ENUNCIADO:
No excerto sobre a manifestação em frente à Assembleia da República, que motivo aponta Jerónimo de Sousa para a presença dos trabalhadores quando lhe perguntam se aquilo era uma "prova de vida" dos sindicatos?

EXCERTO:
•••

Reagindo ao comentário de Marcelo Rebelo de Sousa que dizia esta sexta-feira que a manifestação seria para reivindicar medidas para o Orçamento de 2018, o líder do PCP, Jerónimo de Sousa, que se juntou aos manifestantes já no largo em frente à Assembleia da República, disse que este “é um Orçamento que não anda para trás, mas não responde satisfatoriamente a algumas questões”, acrescentando que “o processo de discussão na especialidade continua” e que o PCP não se conforma “com fechos antecipados” e vai “persistir com as reiniciações dos trabalhadores”.
Jerónimo de Sousa sublinhou a solidariedade do PCP e destacou que o documento do Orçamento deve ter em conta as necessidades dos trabalhadores, notando que “uma outra política fiscal poderia ajudar a encontrar as soluções em termos de verba orçamental”. Questionado se esta era uma “prova de vida” dos sindicatos, o líder comunista respondeu que “os trabalhadores nunca fazem luta pela luta, não estiveram aqui apenas a sinalizar, estiveram aqui para que lhes reponham o que está consagrado na lei”.

•••

DADOS BRUTOS:
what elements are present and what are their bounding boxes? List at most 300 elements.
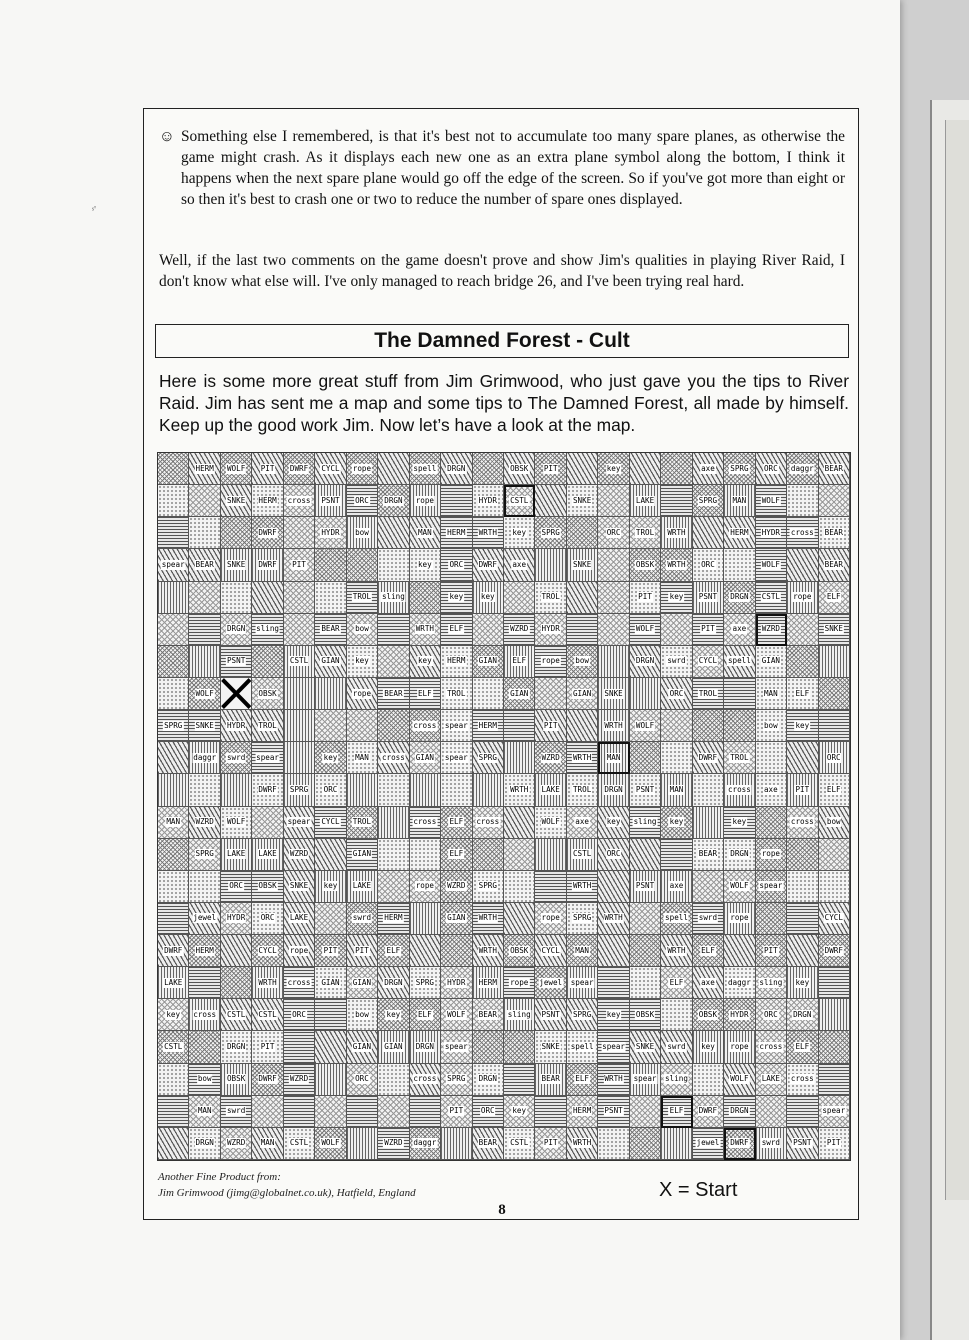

•••

RESPOSTA:
Segundo Jerónimo de Sousa, os trabalhadores nunca fazem "luta pela luta" e não estiveram ali apenas a sinalizar. Estiveram ali para que lhes reponham o que está consagrado na lei.